- _DIRECTIVE_
Write out the full listing again, exactly as it stands.

[START MATERIAL SHOWN]

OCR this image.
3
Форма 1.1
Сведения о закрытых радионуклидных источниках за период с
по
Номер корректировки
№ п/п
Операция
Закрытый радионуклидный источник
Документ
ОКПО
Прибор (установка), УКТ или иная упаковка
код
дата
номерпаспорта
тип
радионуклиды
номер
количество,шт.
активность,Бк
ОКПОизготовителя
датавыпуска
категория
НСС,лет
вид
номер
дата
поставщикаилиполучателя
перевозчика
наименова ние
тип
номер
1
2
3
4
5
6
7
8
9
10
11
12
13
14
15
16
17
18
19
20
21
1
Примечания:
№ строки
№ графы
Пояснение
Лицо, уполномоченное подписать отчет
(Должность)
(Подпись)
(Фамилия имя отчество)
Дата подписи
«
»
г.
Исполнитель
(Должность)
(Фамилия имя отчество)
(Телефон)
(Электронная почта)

[END MATERIAL SHOWN]

- _ANSWER TO THE TASK_
OCR this image.
3
Форма 1.1
Сведения о закрытых радионуклидных источниках за период с
по
Номер корректировки
№ п/п
Операция
Закрытый радионуклидный источник
Документ
ОКПО
Прибор (установка), УКТ или иная упаковка
код
дата
номерпаспорта
тип
радионуклиды
номер
количество,шт.
активность,Бк
ОКПОизготовителя
датавыпуска
категория
НСС,лет
вид
номер
дата
поставщикаилиполучателя
перевозчика
наименова ние
тип
номер
1
2
3
4
5
6
7
8
9
10
11
12
13
14
15
16
17
18
19
20
21
1
Примечания:
№ строки
№ графы
Пояснение
Лицо, уполномоченное подписать отчет
(Должность)
(Подпись)
(Фамилия имя отчество)
Дата подписи
«
»
г.
Исполнитель
(Должность)
(Фамилия имя отчество)
(Телефон)
(Электронная почта)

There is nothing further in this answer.